## Exercise description
All of the records listed below should be retyped exactly.

## Records
::::::::
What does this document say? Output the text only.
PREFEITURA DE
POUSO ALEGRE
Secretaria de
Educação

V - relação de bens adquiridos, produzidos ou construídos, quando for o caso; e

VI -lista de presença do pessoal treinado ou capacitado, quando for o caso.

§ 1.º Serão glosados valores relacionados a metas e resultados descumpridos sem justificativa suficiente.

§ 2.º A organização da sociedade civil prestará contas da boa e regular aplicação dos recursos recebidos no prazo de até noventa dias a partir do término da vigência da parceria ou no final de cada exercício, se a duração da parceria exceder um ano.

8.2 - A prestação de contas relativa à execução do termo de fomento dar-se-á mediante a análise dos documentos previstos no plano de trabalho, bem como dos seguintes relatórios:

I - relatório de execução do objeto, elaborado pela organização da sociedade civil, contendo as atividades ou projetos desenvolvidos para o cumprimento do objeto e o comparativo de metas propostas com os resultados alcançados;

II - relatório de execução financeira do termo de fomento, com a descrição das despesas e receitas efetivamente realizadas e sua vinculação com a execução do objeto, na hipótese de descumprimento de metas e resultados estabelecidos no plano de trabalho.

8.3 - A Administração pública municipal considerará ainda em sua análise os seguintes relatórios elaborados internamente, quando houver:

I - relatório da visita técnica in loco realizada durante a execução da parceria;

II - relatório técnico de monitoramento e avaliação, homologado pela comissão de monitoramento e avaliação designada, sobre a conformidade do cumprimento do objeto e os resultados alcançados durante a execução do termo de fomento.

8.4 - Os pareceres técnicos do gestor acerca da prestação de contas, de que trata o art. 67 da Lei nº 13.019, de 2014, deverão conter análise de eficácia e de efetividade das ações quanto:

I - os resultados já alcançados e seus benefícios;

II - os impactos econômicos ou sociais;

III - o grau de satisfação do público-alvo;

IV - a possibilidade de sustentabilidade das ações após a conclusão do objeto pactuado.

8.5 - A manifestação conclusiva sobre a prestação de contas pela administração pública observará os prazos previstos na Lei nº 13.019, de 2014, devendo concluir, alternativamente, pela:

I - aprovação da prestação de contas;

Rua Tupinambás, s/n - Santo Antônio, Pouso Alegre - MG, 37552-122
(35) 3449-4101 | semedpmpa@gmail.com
::::::::
## Correct response
What does this document say? Output the text only.
PREFEITURA DE
POUSO ALEGRE
Secretaria de
Educação

V - relação de bens adquiridos, produzidos ou construídos, quando for o caso; e

VI -lista de presença do pessoal treinado ou capacitado, quando for o caso.

§ 1.º Serão glosados valores relacionados a metas e resultados descumpridos sem justificativa suficiente.

§ 2.º A organização da sociedade civil prestará contas da boa e regular aplicação dos recursos recebidos no prazo de até noventa dias a partir do término da vigência da parceria ou no final de cada exercício, se a duração da parceria exceder um ano.

8.2 - A prestação de contas relativa à execução do termo de fomento dar-se-á mediante a análise dos documentos previstos no plano de trabalho, bem como dos seguintes relatórios:

I - relatório de execução do objeto, elaborado pela organização da sociedade civil, contendo as atividades ou projetos desenvolvidos para o cumprimento do objeto e o comparativo de metas propostas com os resultados alcançados;

II - relatório de execução financeira do termo de fomento, com a descrição das despesas e receitas efetivamente realizadas e sua vinculação com a execução do objeto, na hipótese de descumprimento de metas e resultados estabelecidos no plano de trabalho.

8.3 - A Administração pública municipal considerará ainda em sua análise os seguintes relatórios elaborados internamente, quando houver:

I - relatório da visita técnica in loco realizada durante a execução da parceria;

II - relatório técnico de monitoramento e avaliação, homologado pela comissão de monitoramento e avaliação designada, sobre a conformidade do cumprimento do objeto e os resultados alcançados durante a execução do termo de fomento.

8.4 - Os pareceres técnicos do gestor acerca da prestação de contas, de que trata o art. 67 da Lei nº 13.019, de 2014, deverão conter análise de eficácia e de efetividade das ações quanto:

I - os resultados já alcançados e seus benefícios;

II - os impactos econômicos ou sociais;

III - o grau de satisfação do público-alvo;

IV - a possibilidade de sustentabilidade das ações após a conclusão do objeto pactuado.

8.5 - A manifestação conclusiva sobre a prestação de contas pela administração pública observará os prazos previstos na Lei nº 13.019, de 2014, devendo concluir, alternativamente, pela:

I - aprovação da prestação de contas;

Rua Tupinambás, s/n - Santo Antônio, Pouso Alegre - MG, 37552-122
(35) 3449-4101 | semedpmpa@gmail.com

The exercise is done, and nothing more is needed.